→ **To be done**
Tally the lines that contain the string "Voltage" and give the number by itself.

Stored items
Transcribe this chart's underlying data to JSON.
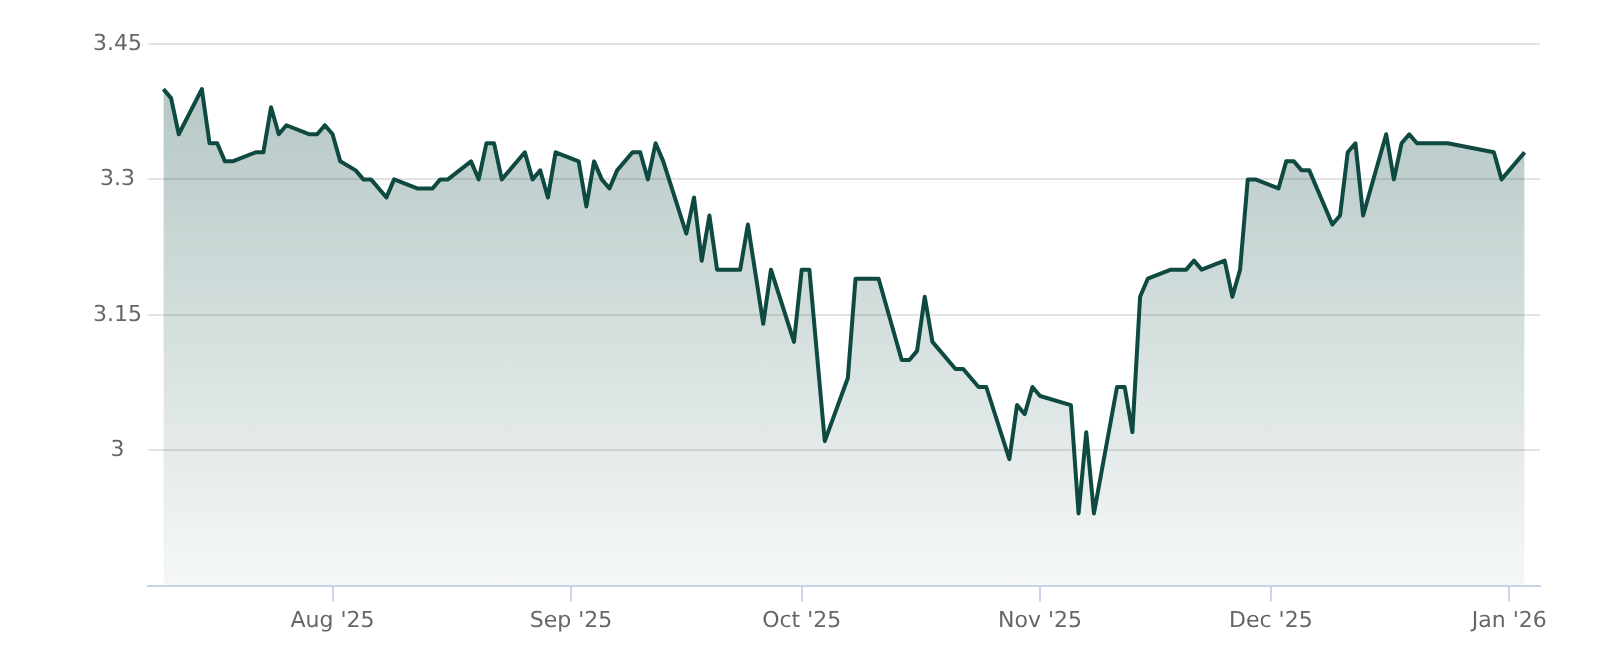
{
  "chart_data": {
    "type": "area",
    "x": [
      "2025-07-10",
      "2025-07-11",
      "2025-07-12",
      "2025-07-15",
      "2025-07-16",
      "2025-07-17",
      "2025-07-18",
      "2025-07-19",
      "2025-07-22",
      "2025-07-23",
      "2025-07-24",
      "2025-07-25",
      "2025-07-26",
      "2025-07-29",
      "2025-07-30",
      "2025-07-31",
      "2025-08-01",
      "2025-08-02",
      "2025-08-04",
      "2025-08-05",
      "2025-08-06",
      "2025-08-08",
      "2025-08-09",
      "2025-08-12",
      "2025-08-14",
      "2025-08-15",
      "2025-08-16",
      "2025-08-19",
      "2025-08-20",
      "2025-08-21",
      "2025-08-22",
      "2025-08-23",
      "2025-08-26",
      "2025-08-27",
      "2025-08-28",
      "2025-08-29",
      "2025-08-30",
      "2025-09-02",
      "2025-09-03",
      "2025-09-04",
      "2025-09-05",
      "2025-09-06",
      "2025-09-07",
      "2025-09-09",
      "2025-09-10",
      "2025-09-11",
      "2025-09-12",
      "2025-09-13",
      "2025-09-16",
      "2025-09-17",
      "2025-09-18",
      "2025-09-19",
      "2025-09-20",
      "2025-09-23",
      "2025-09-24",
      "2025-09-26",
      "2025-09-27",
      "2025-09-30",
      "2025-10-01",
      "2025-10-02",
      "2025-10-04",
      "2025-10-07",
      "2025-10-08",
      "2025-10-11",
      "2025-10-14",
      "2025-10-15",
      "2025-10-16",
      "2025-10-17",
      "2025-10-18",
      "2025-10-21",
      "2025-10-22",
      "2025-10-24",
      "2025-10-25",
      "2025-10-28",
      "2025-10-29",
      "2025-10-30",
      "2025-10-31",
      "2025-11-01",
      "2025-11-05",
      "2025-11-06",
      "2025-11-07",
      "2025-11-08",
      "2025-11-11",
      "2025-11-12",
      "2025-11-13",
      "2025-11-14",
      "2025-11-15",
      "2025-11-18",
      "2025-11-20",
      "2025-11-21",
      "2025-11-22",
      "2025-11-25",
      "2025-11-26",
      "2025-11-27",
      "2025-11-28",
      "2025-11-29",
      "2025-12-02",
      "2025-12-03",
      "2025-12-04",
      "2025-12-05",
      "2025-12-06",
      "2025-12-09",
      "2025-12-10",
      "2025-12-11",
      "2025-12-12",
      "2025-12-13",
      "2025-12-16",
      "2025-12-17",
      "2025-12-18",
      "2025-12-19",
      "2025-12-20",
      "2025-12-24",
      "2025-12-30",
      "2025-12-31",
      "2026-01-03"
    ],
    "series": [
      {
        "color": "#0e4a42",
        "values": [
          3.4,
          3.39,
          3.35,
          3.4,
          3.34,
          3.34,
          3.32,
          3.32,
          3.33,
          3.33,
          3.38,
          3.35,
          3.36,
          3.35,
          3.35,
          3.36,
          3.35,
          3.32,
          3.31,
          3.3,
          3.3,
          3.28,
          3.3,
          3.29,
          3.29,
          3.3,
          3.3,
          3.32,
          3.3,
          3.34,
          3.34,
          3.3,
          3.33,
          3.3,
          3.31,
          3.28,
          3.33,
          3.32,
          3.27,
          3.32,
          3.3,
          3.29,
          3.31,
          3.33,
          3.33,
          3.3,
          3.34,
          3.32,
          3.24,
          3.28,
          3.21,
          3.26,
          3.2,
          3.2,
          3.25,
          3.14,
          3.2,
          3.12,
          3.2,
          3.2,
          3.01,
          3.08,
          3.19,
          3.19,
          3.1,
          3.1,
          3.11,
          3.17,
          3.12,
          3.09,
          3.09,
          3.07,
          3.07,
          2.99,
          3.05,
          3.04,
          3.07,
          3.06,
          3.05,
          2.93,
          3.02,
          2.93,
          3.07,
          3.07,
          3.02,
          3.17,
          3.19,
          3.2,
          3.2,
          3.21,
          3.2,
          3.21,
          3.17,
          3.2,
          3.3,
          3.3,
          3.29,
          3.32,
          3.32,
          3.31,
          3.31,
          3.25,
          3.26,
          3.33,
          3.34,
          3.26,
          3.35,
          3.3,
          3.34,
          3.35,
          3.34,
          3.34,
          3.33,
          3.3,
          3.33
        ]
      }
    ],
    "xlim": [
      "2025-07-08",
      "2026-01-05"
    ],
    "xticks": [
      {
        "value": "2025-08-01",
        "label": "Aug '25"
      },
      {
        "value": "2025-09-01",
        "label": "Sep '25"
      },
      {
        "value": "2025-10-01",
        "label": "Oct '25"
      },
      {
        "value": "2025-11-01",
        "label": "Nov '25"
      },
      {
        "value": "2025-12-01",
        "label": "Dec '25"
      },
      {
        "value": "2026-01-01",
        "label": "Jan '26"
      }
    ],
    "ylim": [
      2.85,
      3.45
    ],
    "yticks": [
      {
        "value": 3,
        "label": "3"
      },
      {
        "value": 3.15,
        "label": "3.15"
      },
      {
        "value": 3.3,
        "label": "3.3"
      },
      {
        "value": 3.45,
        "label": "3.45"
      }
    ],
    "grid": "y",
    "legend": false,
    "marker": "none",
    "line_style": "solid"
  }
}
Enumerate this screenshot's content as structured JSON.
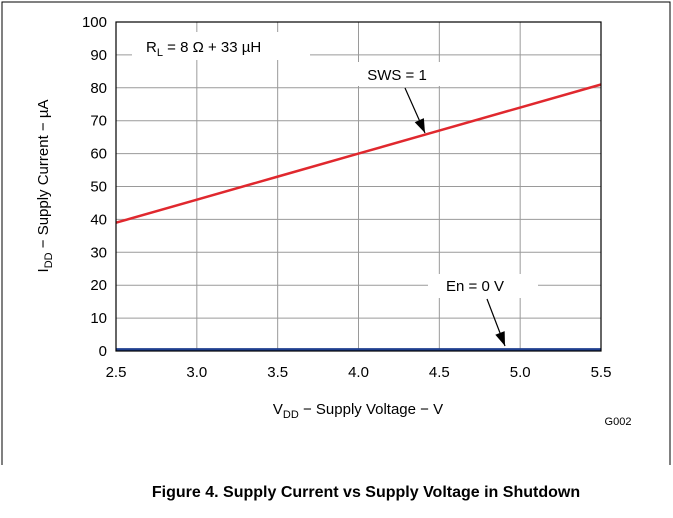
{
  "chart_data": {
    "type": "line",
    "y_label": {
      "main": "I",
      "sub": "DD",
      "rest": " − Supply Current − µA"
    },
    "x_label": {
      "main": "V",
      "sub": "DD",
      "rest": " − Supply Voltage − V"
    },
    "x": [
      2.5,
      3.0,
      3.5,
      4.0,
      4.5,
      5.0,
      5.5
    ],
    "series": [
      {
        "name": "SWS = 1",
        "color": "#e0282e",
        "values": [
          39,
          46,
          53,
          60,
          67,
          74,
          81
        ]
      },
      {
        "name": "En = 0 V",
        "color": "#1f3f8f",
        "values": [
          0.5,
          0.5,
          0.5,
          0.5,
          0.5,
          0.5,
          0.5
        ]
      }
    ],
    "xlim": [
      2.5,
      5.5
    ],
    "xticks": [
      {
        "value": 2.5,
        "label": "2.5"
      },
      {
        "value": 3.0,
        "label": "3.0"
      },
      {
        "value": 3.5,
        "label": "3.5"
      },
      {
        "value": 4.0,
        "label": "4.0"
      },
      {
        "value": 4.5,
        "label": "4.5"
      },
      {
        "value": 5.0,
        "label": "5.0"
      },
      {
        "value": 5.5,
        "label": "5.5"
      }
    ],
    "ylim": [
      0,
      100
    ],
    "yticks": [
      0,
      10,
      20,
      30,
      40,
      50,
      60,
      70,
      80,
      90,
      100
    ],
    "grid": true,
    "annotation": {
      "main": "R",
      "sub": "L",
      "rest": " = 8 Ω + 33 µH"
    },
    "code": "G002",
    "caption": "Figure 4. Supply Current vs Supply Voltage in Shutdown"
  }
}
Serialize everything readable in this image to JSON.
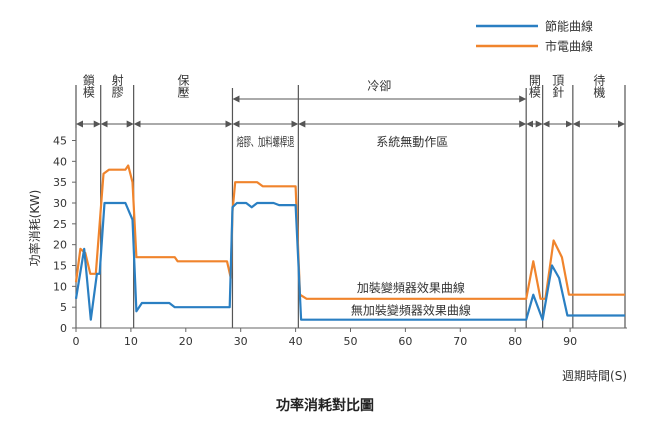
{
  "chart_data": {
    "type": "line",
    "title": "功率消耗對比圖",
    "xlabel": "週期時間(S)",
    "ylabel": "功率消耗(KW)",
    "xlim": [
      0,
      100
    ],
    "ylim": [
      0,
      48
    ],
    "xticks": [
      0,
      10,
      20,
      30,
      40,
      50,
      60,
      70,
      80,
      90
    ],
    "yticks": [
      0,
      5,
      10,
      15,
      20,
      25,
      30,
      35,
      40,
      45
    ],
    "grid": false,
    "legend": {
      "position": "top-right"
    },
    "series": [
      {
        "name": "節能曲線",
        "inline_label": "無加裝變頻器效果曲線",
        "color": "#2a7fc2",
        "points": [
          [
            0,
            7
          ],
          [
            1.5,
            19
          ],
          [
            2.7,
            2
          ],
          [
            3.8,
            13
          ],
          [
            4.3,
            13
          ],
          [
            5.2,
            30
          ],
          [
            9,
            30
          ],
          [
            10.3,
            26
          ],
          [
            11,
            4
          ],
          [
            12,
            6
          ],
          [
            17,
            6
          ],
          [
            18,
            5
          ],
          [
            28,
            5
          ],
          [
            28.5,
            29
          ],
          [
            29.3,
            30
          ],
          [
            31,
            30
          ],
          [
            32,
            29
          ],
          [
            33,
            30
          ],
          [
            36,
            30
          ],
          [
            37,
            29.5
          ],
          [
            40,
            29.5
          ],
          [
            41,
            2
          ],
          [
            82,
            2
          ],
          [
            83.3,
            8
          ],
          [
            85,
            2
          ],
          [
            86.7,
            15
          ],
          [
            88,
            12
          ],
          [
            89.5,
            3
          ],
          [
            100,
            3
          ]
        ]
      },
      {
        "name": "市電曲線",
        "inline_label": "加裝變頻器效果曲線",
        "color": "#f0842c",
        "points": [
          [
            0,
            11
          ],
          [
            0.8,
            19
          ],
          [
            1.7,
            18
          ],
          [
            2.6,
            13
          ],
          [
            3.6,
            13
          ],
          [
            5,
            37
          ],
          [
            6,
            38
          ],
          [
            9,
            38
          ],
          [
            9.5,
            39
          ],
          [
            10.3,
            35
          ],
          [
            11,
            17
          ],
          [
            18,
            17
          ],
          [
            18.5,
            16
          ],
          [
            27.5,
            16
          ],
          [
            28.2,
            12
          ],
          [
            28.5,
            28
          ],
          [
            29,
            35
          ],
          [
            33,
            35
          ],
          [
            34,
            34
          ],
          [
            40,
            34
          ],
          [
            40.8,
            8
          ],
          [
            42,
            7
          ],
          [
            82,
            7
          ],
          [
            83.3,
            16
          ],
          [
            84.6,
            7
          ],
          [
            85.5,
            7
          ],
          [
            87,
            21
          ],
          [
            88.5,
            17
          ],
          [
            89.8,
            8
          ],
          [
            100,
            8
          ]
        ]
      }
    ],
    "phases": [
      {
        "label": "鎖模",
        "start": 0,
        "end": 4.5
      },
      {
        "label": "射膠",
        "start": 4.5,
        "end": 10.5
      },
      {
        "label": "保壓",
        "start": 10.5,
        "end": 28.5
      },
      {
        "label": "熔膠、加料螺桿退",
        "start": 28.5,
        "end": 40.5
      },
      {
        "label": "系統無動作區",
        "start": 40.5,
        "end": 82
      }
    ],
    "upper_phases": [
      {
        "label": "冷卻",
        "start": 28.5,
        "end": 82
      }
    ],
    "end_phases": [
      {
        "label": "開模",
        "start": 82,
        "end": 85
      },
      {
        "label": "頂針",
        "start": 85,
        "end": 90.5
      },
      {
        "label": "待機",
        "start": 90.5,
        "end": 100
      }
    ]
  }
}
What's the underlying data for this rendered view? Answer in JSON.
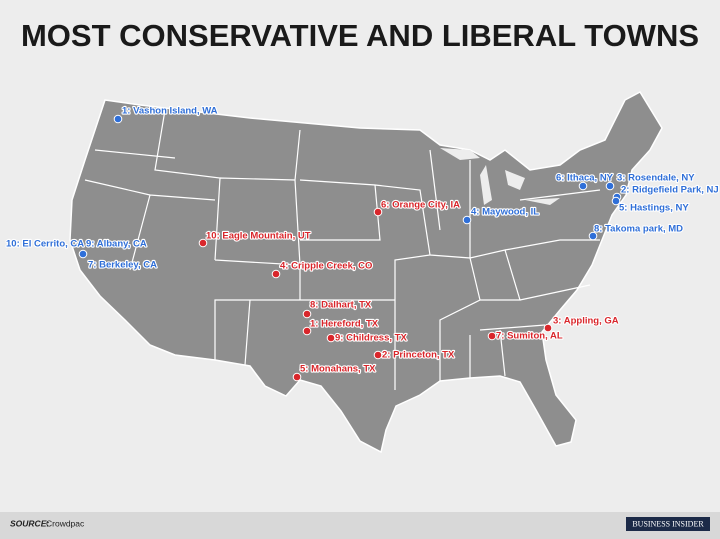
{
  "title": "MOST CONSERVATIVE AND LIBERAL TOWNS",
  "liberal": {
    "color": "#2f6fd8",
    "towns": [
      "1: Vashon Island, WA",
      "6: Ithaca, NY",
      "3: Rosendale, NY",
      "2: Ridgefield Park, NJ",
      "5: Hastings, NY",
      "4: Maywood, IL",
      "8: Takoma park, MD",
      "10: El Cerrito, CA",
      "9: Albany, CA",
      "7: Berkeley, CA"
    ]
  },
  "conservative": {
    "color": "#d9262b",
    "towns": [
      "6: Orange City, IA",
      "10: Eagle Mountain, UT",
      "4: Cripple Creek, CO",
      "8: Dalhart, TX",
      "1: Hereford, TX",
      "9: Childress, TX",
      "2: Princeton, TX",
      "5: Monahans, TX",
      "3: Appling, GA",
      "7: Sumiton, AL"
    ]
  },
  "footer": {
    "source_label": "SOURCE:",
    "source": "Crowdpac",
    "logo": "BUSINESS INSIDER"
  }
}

→ **Worked answer**
2